What is being asked: Filter the data below for the string "JSON" and copy each matching line.

━━ Task input

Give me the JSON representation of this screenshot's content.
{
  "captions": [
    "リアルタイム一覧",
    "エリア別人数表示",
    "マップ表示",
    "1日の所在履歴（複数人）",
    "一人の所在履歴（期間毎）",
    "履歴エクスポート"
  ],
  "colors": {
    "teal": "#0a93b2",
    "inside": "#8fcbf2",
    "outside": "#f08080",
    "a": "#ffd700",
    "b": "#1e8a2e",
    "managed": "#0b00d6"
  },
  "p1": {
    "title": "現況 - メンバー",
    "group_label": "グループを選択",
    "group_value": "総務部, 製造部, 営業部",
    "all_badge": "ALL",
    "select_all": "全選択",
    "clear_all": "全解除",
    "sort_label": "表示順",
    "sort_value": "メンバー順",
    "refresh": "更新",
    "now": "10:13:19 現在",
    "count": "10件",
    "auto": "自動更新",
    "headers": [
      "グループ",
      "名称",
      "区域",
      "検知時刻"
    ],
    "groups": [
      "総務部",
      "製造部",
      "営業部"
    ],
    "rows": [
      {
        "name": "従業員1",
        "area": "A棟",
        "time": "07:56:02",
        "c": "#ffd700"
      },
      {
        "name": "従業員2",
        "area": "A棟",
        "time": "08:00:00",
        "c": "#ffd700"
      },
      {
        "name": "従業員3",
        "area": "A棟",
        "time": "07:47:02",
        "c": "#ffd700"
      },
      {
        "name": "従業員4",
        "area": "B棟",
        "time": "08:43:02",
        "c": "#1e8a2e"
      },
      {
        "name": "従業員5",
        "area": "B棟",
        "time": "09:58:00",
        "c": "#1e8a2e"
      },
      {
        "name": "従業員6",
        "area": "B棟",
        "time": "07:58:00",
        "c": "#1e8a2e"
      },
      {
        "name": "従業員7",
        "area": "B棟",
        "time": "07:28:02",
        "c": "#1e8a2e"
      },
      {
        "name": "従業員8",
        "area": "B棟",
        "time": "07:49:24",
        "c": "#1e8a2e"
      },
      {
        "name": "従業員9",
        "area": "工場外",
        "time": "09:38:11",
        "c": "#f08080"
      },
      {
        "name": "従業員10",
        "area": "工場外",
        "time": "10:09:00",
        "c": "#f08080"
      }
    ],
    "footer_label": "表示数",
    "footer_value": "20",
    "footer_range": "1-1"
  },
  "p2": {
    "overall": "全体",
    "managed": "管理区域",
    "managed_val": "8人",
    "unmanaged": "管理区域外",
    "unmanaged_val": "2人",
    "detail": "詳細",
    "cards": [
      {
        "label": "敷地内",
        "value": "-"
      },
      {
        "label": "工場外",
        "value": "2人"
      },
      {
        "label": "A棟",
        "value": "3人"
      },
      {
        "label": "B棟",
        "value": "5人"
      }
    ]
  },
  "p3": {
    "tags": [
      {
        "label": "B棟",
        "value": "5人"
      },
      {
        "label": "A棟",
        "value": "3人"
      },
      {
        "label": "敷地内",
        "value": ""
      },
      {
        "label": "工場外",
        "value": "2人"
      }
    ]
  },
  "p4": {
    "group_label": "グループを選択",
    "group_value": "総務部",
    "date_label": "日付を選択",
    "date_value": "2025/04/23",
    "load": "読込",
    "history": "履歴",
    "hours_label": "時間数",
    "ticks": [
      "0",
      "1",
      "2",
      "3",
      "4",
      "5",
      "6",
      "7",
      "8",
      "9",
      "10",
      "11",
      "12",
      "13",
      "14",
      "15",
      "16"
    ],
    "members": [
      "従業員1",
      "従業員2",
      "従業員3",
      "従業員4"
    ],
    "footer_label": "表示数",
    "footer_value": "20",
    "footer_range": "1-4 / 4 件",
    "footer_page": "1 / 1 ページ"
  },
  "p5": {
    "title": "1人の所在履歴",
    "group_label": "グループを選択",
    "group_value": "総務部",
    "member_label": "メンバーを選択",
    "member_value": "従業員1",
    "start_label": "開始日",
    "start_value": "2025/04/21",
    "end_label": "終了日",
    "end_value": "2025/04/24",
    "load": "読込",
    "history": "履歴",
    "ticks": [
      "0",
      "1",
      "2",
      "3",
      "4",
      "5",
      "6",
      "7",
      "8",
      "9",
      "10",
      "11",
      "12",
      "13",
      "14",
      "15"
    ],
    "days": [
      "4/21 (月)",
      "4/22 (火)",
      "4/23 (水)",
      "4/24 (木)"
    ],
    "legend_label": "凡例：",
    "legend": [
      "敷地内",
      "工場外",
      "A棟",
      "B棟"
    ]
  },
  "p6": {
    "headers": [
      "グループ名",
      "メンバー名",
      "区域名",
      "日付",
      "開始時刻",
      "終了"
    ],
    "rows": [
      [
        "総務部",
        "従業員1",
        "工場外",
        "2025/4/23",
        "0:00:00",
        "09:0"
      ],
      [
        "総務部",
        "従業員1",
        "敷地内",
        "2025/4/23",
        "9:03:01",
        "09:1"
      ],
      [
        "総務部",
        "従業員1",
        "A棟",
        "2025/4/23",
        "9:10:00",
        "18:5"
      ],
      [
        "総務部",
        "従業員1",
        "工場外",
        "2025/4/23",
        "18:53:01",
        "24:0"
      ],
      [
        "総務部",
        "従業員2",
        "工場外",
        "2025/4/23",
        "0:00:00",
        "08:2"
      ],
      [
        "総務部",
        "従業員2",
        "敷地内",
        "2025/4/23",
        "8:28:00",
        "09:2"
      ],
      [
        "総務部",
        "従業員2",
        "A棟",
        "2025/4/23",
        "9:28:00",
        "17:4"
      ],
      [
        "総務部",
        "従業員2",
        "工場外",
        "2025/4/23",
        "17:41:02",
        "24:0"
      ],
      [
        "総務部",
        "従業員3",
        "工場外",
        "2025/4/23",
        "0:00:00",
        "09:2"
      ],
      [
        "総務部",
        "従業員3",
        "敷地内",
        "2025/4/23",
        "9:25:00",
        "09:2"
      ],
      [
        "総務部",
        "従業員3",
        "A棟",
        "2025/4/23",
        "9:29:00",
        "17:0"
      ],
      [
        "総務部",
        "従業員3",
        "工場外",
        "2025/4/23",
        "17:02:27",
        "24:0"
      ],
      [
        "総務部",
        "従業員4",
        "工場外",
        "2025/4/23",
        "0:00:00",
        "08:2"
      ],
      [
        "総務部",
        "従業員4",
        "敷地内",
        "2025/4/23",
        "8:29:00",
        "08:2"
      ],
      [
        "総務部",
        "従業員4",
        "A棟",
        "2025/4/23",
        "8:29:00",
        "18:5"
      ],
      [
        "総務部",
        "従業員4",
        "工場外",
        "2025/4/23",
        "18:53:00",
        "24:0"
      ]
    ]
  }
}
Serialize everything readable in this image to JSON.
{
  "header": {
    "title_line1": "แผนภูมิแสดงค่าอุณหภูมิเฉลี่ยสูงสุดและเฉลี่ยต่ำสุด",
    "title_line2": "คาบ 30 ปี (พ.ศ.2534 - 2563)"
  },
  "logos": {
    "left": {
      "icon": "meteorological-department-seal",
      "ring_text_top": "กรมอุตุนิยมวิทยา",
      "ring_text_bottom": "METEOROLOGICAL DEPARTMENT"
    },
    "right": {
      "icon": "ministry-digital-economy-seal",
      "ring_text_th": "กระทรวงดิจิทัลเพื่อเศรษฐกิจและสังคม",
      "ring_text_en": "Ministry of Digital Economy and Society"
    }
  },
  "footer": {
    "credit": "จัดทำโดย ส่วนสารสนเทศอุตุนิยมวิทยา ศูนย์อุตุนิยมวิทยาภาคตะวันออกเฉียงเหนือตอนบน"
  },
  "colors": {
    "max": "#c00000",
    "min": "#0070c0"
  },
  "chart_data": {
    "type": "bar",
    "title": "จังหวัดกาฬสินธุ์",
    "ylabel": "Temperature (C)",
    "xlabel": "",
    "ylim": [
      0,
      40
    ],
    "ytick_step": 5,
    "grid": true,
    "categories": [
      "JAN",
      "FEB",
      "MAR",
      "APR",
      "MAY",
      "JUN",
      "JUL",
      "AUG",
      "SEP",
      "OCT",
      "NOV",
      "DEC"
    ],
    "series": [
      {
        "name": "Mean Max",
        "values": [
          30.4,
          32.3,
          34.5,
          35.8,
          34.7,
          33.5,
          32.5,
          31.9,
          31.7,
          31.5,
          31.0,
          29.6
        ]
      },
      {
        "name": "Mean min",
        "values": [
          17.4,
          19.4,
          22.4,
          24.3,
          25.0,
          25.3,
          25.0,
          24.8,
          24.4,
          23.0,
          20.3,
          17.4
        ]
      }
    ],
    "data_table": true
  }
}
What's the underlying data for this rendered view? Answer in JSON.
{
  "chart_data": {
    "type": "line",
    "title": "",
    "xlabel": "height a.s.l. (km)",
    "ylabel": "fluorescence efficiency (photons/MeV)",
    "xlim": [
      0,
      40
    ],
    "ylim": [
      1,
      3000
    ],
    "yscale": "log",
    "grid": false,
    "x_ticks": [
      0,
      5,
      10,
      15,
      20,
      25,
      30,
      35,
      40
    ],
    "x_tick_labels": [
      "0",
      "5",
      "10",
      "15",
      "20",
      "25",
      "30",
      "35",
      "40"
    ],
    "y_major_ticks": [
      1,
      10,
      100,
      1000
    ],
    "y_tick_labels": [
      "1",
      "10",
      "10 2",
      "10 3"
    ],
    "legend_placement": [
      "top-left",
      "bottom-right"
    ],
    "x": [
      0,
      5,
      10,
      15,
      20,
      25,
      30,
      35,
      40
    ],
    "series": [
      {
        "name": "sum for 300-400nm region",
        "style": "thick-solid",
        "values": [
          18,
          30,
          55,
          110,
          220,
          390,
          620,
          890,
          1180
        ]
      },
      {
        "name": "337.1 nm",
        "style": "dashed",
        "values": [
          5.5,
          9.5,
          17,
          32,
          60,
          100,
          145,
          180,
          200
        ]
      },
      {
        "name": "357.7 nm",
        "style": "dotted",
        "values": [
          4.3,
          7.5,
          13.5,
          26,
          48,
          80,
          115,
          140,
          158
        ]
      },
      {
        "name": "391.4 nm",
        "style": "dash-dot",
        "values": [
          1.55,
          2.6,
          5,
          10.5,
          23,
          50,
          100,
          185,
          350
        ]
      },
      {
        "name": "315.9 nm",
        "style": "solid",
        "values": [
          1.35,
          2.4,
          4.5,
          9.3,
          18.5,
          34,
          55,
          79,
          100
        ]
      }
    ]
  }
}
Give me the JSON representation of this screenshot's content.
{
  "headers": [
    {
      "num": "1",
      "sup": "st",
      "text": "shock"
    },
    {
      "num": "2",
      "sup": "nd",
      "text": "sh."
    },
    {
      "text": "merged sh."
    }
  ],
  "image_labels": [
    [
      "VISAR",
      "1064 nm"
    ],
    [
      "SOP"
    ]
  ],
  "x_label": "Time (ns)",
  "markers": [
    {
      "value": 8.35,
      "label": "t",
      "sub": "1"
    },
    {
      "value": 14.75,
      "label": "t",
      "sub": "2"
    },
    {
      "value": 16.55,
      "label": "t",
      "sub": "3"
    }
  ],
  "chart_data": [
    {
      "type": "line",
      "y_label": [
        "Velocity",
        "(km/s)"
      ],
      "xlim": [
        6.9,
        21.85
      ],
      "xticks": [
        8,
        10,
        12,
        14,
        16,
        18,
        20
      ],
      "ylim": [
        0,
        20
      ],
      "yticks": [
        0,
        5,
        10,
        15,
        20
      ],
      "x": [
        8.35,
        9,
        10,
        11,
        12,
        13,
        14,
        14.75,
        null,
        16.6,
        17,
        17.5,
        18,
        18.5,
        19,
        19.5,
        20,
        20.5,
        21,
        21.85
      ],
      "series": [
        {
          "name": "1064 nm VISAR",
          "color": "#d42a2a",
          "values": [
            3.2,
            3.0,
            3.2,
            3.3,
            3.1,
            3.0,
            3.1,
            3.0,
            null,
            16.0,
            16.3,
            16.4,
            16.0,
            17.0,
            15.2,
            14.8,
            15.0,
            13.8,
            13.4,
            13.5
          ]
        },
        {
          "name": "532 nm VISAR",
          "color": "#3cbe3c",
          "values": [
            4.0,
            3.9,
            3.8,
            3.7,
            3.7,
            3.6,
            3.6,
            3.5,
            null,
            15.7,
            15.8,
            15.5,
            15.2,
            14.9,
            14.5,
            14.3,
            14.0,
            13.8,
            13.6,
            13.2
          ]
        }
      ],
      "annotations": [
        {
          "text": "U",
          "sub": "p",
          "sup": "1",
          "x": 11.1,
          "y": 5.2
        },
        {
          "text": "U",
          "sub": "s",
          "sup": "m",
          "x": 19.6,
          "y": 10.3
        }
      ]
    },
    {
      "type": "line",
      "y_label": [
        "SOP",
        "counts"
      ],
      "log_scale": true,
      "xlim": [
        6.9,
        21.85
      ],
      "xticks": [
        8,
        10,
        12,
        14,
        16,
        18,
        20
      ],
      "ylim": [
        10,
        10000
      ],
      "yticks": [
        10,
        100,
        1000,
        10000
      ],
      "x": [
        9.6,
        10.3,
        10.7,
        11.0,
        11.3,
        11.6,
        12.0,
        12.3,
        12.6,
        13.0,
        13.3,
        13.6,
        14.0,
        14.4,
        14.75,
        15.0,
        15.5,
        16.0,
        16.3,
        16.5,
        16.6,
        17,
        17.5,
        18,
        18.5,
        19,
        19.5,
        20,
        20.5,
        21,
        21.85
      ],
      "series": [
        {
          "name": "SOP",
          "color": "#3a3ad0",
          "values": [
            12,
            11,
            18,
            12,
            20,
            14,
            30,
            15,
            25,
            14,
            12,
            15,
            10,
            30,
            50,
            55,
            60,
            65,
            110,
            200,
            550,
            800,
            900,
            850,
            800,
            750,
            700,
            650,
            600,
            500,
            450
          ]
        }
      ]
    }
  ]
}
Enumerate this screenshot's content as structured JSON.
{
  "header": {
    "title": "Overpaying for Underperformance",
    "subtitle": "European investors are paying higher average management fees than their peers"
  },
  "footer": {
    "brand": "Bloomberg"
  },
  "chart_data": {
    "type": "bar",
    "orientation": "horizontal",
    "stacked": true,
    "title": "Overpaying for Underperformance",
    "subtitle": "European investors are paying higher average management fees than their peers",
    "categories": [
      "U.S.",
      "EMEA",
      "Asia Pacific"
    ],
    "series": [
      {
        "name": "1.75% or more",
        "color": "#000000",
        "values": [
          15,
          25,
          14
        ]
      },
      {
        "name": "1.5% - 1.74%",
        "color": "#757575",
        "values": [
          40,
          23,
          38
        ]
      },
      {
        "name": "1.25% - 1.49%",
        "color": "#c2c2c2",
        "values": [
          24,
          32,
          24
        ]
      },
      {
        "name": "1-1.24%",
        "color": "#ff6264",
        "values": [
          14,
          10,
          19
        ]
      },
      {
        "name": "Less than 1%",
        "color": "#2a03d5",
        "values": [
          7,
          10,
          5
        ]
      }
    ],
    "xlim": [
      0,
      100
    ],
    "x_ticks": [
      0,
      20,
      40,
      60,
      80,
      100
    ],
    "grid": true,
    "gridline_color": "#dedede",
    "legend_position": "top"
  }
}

━━━━

Reply to the task:
Give me the JSON representation of this screenshot's content.
Serialize everything readable in this image to JSON.
What's the underlying data for this rendered view? Answer in JSON.
Give me the JSON representation of this screenshot's content.
Enumerate this screenshot's content as structured JSON.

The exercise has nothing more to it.